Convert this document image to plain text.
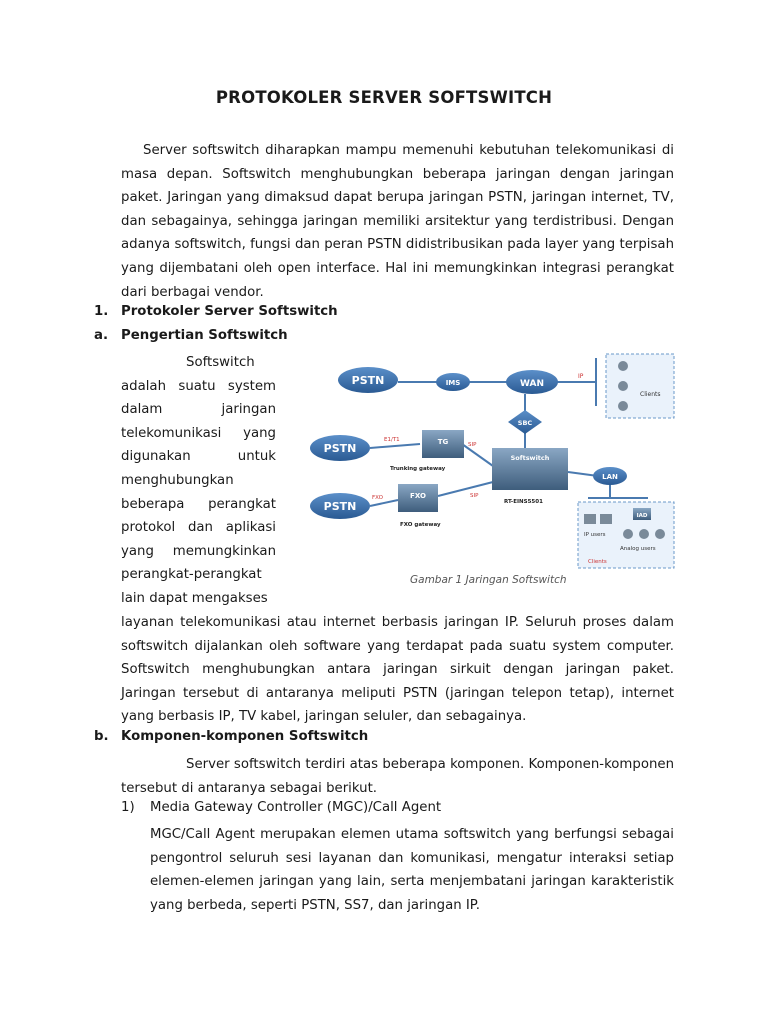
PROTOKOLER SERVER SOFTSWITCH

Server softswitch diharapkan mampu memenuhi kebutuhan telekomunikasi di masa depan. Softswitch menghubungkan beberapa jaringan dengan jaringan paket. Jaringan yang dimaksud dapat berupa jaringan PSTN, jaringan internet, TV, dan sebagainya, sehingga jaringan memiliki arsitektur yang terdistribusi. Dengan adanya softswitch, fungsi dan peran PSTN didistribusikan pada layer yang terpisah yang dijembatani oleh open interface. Hal ini memungkinkan integrasi perangkat dari berbagai vendor.

1. Protokoler Server Softswitch
a. Pengertian Softswitch

Softswitch adalah suatu system dalam jaringan telekomunikasi yang digunakan untuk menghubungkan beberapa perangkat protokol dan aplikasi yang memungkinkan perangkat-perangkat lain dapat mengakses

Clients
IP
PSTN	IMS	WAN
SBC
PSTN
E1/T1	TG
Trunking gateway
SIP
Softswitch
RT-EINS5501
LAN
PSTN
FXO	FXO
FXO gateway
SIP
IAD
IP users
Analog users
Clients
Gambar 1 Jaringan Softswitch

layanan telekomunikasi atau internet berbasis jaringan IP. Seluruh proses dalam softswitch dijalankan oleh software yang terdapat pada suatu system computer. Softswitch menghubungkan antara jaringan sirkuit dengan jaringan paket. Jaringan tersebut di antaranya meliputi PSTN (jaringan telepon tetap), internet yang berbasis IP, TV kabel, jaringan seluler, dan sebagainya.

b. Komponen-komponen Softswitch

Server softswitch terdiri atas beberapa komponen. Komponen-komponen tersebut di antaranya sebagai berikut.

1) Media Gateway Controller (MGC)/Call Agent

MGC/Call Agent merupakan elemen utama softswitch yang berfungsi sebagai pengontrol seluruh sesi layanan dan komunikasi, mengatur interaksi setiap elemen-elemen jaringan yang lain, serta menjembatani jaringan karakteristik yang berbeda, seperti PSTN, SS7, dan jaringan IP.
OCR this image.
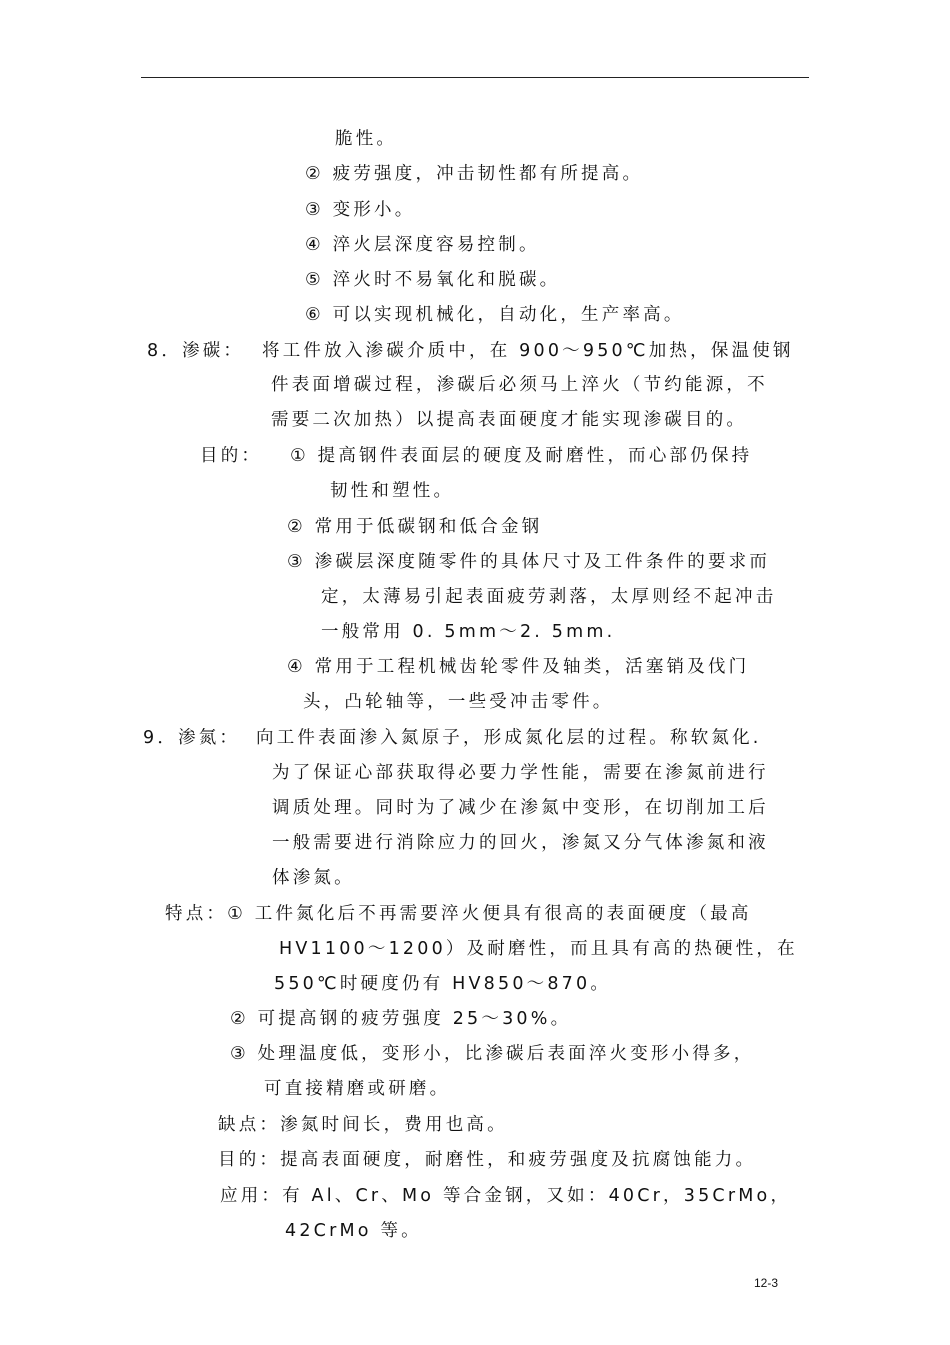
脆性。
② 疲劳强度，冲击韧性都有所提高。
③ 变形小。
④ 淬火层深度容易控制。
⑤ 淬火时不易氧化和脱碳。
⑥ 可以实现机械化，自动化，生产率高。
8．渗碳： 将工件放入渗碳介质中，在 900～950℃加热，保温使钢
件表面增碳过程，渗碳后必须马上淬火（节约能源，不
需要二次加热）以提高表面硬度才能实现渗碳目的。
目的： ① 提高钢件表面层的硬度及耐磨性，而心部仍保持
韧性和塑性。
② 常用于低碳钢和低合金钢
③ 渗碳层深度随零件的具体尺寸及工件条件的要求而
定，太薄易引起表面疲劳剥落，太厚则经不起冲击
一般常用 0. 5mm～2. 5mm.
④ 常用于工程机械齿轮零件及轴类，活塞销及伐门
头，凸轮轴等，一些受冲击零件。
9．渗氮： 向工件表面渗入氮原子，形成氮化层的过程。称软氮化.
为了保证心部获取得必要力学性能，需要在渗氮前进行
调质处理。同时为了减少在渗氮中变形，在切削加工后
一般需要进行消除应力的回火，渗氮又分气体渗氮和液
体渗氮。
特点：① 工件氮化后不再需要淬火便具有很高的表面硬度（最高
HV1100～1200）及耐磨性，而且具有高的热硬性，在
550℃时硬度仍有 HV850～870。
② 可提高钢的疲劳强度 25～30%。
③ 处理温度低，变形小，比渗碳后表面淬火变形小得多，
可直接精磨或研磨。
缺点：渗氮时间长，费用也高。
目的：提高表面硬度，耐磨性，和疲劳强度及抗腐蚀能力。
应用：有 Al、Cr、Mo 等合金钢，又如：40Cr，35CrMo，
42CrMo 等。
12-3
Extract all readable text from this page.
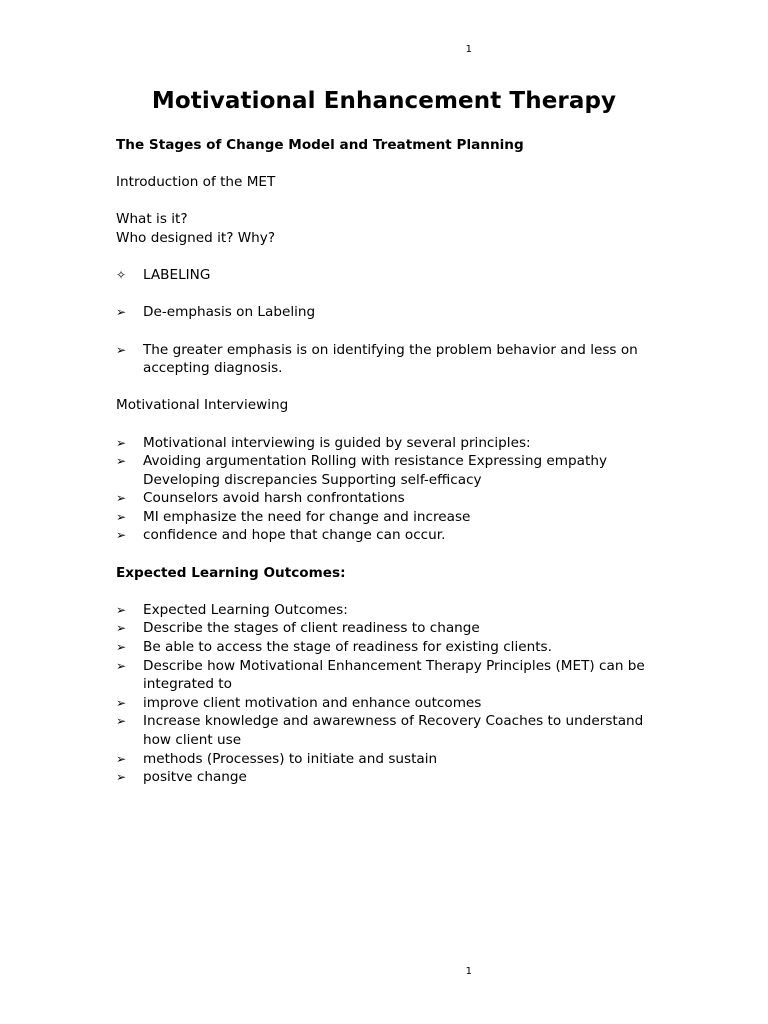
1
Motivational Enhancement Therapy

The Stages of Change Model and Treatment Planning

Introduction of the MET

What is it?

Who designed it? Why?

✧ LABELING
➢ De-emphasis on Labeling
➢ The greater emphasis is on identifying the problem behavior and less on accepting diagnosis.

Motivational Interviewing

➢ Motivational interviewing is guided by several principles:
➢ Avoiding argumentation Rolling with resistance Expressing empathy Developing discrepancies Supporting self-efficacy
➢ Counselors avoid harsh confrontations
➢ MI emphasize the need for change and increase
➢ confidence and hope that change can occur.

Expected Learning Outcomes:

➢ Expected Learning Outcomes:
➢ Describe the stages of client readiness to change
➢ Be able to access the stage of readiness for existing clients.
➢ Describe how Motivational Enhancement Therapy Principles (MET) can be integrated to
➢ improve client motivation and enhance outcomes
➢ Increase knowledge and awarewness of Recovery Coaches to understand how client use
➢ methods (Processes) to initiate and sustain
➢ positve change
1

§ §

— Stated goal —
Repeat all the data as it stands, dropping any images it holds.

— The reply —
Convert this document image to plain text.
PROTOKOLER SERVER SOFTSWITCH

Server softswitch diharapkan mampu memenuhi kebutuhan telekomunikasi di masa depan. Softswitch menghubungkan beberapa jaringan dengan jaringan paket. Jaringan yang dimaksud dapat berupa jaringan PSTN, jaringan internet, TV, dan sebagainya, sehingga jaringan memiliki arsitektur yang terdistribusi. Dengan adanya softswitch, fungsi dan peran PSTN didistribusikan pada layer yang terpisah yang dijembatani oleh open interface. Hal ini memungkinkan integrasi perangkat dari berbagai vendor.

1. Protokoler Server Softswitch
a. Pengertian Softswitch

Softswitch adalah suatu system dalam jaringan telekomunikasi yang digunakan untuk menghubungkan beberapa perangkat protokol dan aplikasi yang memungkinkan perangkat-perangkat lain dapat mengakses

Clients
IP
PSTN	IMS	WAN
SBC
PSTN
E1/T1	TG
Trunking gateway
SIP
Softswitch
RT-EINS5501
LAN
PSTN
FXO	FXO
FXO gateway
SIP
IAD
IP users
Analog users
Clients
Gambar 1 Jaringan Softswitch

layanan telekomunikasi atau internet berbasis jaringan IP. Seluruh proses dalam softswitch dijalankan oleh software yang terdapat pada suatu system computer. Softswitch menghubungkan antara jaringan sirkuit dengan jaringan paket. Jaringan tersebut di antaranya meliputi PSTN (jaringan telepon tetap), internet yang berbasis IP, TV kabel, jaringan seluler, dan sebagainya.

b. Komponen-komponen Softswitch

Server softswitch terdiri atas beberapa komponen. Komponen-komponen tersebut di antaranya sebagai berikut.

1) Media Gateway Controller (MGC)/Call Agent

MGC/Call Agent merupakan elemen utama softswitch yang berfungsi sebagai pengontrol seluruh sesi layanan dan komunikasi, mengatur interaksi setiap elemen-elemen jaringan yang lain, serta menjembatani jaringan karakteristik yang berbeda, seperti PSTN, SS7, dan jaringan IP.
OCR this image.
脆性。
② 疲劳强度，冲击韧性都有所提高。
③ 变形小。
④ 淬火层深度容易控制。
⑤ 淬火时不易氧化和脱碳。
⑥ 可以实现机械化，自动化，生产率高。
8．渗碳： 将工件放入渗碳介质中，在 900～950℃加热，保温使钢
件表面增碳过程，渗碳后必须马上淬火（节约能源，不
需要二次加热）以提高表面硬度才能实现渗碳目的。
目的： ① 提高钢件表面层的硬度及耐磨性，而心部仍保持
韧性和塑性。
② 常用于低碳钢和低合金钢
③ 渗碳层深度随零件的具体尺寸及工件条件的要求而
定，太薄易引起表面疲劳剥落，太厚则经不起冲击
一般常用 0. 5mm～2. 5mm.
④ 常用于工程机械齿轮零件及轴类，活塞销及伐门
头，凸轮轴等，一些受冲击零件。
9．渗氮： 向工件表面渗入氮原子，形成氮化层的过程。称软氮化.
为了保证心部获取得必要力学性能，需要在渗氮前进行
调质处理。同时为了减少在渗氮中变形，在切削加工后
一般需要进行消除应力的回火，渗氮又分气体渗氮和液
体渗氮。
特点：① 工件氮化后不再需要淬火便具有很高的表面硬度（最高
HV1100～1200）及耐磨性，而且具有高的热硬性，在
550℃时硬度仍有 HV850～870。
② 可提高钢的疲劳强度 25～30%。
③ 处理温度低，变形小，比渗碳后表面淬火变形小得多，
可直接精磨或研磨。
缺点：渗氮时间长，费用也高。
目的：提高表面硬度，耐磨性，和疲劳强度及抗腐蚀能力。
应用：有 Al、Cr、Mo 等合金钢，又如：40Cr，35CrMo，
42CrMo 等。
12-3
Extract all readable text from this page.
1
Motivational Enhancement Therapy

The Stages of Change Model and Treatment Planning

Introduction of the MET

What is it?

Who designed it? Why?

✧ LABELING
➢ De-emphasis on Labeling
➢ The greater emphasis is on identifying the problem behavior and less on accepting diagnosis.

Motivational Interviewing

➢ Motivational interviewing is guided by several principles:
➢ Avoiding argumentation Rolling with resistance Expressing empathy Developing discrepancies Supporting self-efficacy
➢ Counselors avoid harsh confrontations
➢ MI emphasize the need for change and increase
➢ confidence and hope that change can occur.

Expected Learning Outcomes:

➢ Expected Learning Outcomes:
➢ Describe the stages of client readiness to change
➢ Be able to access the stage of readiness for existing clients.
➢ Describe how Motivational Enhancement Therapy Principles (MET) can be integrated to
➢ improve client motivation and enhance outcomes
➢ Increase knowledge and awarewness of Recovery Coaches to understand how client use
➢ methods (Processes) to initiate and sustain
➢ positve change
1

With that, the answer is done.